**Prompt**
Show all lines holding the string "Yellow".

(Records excerpted from a collection)
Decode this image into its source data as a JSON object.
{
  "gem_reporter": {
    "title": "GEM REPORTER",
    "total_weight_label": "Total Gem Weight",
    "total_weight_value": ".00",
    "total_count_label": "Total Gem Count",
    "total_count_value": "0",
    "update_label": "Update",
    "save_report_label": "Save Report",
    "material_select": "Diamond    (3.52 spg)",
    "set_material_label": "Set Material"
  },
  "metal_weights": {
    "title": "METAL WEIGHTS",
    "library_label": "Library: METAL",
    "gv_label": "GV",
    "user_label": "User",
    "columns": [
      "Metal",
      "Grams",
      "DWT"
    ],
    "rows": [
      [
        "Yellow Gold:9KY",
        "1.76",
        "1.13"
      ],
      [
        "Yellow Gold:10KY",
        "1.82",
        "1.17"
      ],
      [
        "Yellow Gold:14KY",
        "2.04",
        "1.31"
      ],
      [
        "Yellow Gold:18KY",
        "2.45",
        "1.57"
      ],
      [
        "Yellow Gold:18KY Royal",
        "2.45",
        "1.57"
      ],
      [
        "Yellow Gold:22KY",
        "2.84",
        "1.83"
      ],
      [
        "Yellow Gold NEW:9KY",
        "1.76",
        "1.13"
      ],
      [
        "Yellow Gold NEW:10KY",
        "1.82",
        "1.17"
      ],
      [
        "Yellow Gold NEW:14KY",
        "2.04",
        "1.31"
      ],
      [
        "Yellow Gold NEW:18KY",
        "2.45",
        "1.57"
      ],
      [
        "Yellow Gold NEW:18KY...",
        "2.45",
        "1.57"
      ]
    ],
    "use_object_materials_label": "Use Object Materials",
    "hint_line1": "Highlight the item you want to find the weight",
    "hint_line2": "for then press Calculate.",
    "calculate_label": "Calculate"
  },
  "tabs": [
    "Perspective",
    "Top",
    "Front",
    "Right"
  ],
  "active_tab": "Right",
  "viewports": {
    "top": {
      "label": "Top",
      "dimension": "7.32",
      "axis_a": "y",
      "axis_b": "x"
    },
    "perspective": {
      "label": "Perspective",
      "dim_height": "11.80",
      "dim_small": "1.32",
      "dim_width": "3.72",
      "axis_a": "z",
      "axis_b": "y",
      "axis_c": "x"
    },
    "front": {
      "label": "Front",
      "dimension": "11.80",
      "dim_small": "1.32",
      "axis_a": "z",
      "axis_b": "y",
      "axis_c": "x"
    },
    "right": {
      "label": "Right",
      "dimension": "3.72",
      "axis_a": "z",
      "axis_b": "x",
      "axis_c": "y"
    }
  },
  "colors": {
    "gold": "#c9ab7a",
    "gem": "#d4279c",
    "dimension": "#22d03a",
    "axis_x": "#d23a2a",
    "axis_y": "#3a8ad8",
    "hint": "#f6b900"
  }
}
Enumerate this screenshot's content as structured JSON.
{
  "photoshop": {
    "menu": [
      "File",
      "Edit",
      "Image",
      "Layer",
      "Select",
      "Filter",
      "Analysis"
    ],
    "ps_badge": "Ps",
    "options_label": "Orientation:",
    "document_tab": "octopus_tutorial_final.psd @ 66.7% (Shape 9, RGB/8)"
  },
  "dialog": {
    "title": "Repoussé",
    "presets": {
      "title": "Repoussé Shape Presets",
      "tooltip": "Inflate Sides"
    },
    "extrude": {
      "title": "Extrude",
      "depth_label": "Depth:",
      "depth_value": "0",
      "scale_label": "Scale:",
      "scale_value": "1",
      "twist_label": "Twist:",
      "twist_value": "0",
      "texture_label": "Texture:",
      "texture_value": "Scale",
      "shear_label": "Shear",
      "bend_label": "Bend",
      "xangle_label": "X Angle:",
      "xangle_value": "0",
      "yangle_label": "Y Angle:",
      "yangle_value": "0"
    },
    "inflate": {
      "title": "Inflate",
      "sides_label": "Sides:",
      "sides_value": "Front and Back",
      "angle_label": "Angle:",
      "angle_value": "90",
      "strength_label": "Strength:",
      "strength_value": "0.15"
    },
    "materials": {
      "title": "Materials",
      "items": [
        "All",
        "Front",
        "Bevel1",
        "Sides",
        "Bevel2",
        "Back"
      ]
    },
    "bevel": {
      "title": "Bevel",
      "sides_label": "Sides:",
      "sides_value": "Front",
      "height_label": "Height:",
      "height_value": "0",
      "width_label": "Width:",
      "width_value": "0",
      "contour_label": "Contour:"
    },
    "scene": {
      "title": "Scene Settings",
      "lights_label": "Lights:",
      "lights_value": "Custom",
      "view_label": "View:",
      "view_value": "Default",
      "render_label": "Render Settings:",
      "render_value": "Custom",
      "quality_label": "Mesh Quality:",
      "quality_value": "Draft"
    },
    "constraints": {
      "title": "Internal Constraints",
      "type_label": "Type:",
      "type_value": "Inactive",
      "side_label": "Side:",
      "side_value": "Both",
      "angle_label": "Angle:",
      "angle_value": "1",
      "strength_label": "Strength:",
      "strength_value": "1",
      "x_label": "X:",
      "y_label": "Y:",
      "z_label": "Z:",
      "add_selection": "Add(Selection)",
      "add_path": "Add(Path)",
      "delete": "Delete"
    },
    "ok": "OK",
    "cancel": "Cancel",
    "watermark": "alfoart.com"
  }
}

**Exercise answer**
        "Yellow Gold:9KY",
        "Yellow Gold:10KY",
        "Yellow Gold:14KY",
        "Yellow Gold:18KY",
        "Yellow Gold:18KY Royal",
        "Yellow Gold:22KY",
        "Yellow Gold NEW:9KY",
        "Yellow Gold NEW:10KY",
        "Yellow Gold NEW:14KY",
        "Yellow Gold NEW:18KY",
        "Yellow Gold NEW:18KY...",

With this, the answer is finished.